── THE INPUT

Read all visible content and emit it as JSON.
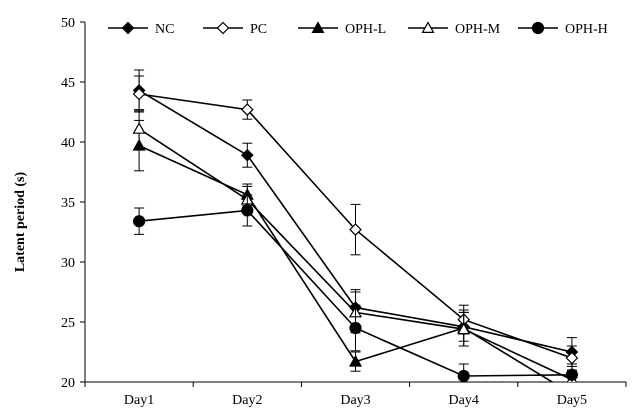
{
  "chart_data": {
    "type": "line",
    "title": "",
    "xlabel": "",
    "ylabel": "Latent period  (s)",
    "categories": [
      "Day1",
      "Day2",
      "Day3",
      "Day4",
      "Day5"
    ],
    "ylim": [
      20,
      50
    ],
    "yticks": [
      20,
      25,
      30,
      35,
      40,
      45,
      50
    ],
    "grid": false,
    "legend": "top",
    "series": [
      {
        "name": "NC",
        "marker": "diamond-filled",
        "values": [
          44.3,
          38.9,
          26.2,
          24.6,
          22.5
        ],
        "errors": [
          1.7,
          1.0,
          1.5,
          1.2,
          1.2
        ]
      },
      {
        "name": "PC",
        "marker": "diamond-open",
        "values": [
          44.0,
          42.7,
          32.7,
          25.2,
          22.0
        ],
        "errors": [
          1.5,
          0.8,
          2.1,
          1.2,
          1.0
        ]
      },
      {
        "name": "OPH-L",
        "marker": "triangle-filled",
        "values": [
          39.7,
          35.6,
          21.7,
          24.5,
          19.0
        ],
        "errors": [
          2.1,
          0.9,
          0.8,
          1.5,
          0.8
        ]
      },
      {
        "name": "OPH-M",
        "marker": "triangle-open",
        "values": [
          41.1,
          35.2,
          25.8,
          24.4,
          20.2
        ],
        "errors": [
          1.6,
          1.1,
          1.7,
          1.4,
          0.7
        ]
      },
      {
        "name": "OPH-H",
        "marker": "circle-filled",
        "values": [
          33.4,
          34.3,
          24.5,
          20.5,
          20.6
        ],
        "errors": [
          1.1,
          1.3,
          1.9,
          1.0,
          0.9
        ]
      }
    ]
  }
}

────

Skip every picture and transcribe the data above exactly.

ANSWER BELOW
Read all visible content and emit it as JSON.
{
  "chart_data": {
    "type": "line",
    "title": "",
    "xlabel": "",
    "ylabel": "Latent period  (s)",
    "categories": [
      "Day1",
      "Day2",
      "Day3",
      "Day4",
      "Day5"
    ],
    "ylim": [
      20,
      50
    ],
    "yticks": [
      20,
      25,
      30,
      35,
      40,
      45,
      50
    ],
    "grid": false,
    "legend": "top",
    "series": [
      {
        "name": "NC",
        "marker": "diamond-filled",
        "values": [
          44.3,
          38.9,
          26.2,
          24.6,
          22.5
        ],
        "errors": [
          1.7,
          1.0,
          1.5,
          1.2,
          1.2
        ]
      },
      {
        "name": "PC",
        "marker": "diamond-open",
        "values": [
          44.0,
          42.7,
          32.7,
          25.2,
          22.0
        ],
        "errors": [
          1.5,
          0.8,
          2.1,
          1.2,
          1.0
        ]
      },
      {
        "name": "OPH-L",
        "marker": "triangle-filled",
        "values": [
          39.7,
          35.6,
          21.7,
          24.5,
          19.0
        ],
        "errors": [
          2.1,
          0.9,
          0.8,
          1.5,
          0.8
        ]
      },
      {
        "name": "OPH-M",
        "marker": "triangle-open",
        "values": [
          41.1,
          35.2,
          25.8,
          24.4,
          20.2
        ],
        "errors": [
          1.6,
          1.1,
          1.7,
          1.4,
          0.7
        ]
      },
      {
        "name": "OPH-H",
        "marker": "circle-filled",
        "values": [
          33.4,
          34.3,
          24.5,
          20.5,
          20.6
        ],
        "errors": [
          1.1,
          1.3,
          1.9,
          1.0,
          0.9
        ]
      }
    ]
  }
}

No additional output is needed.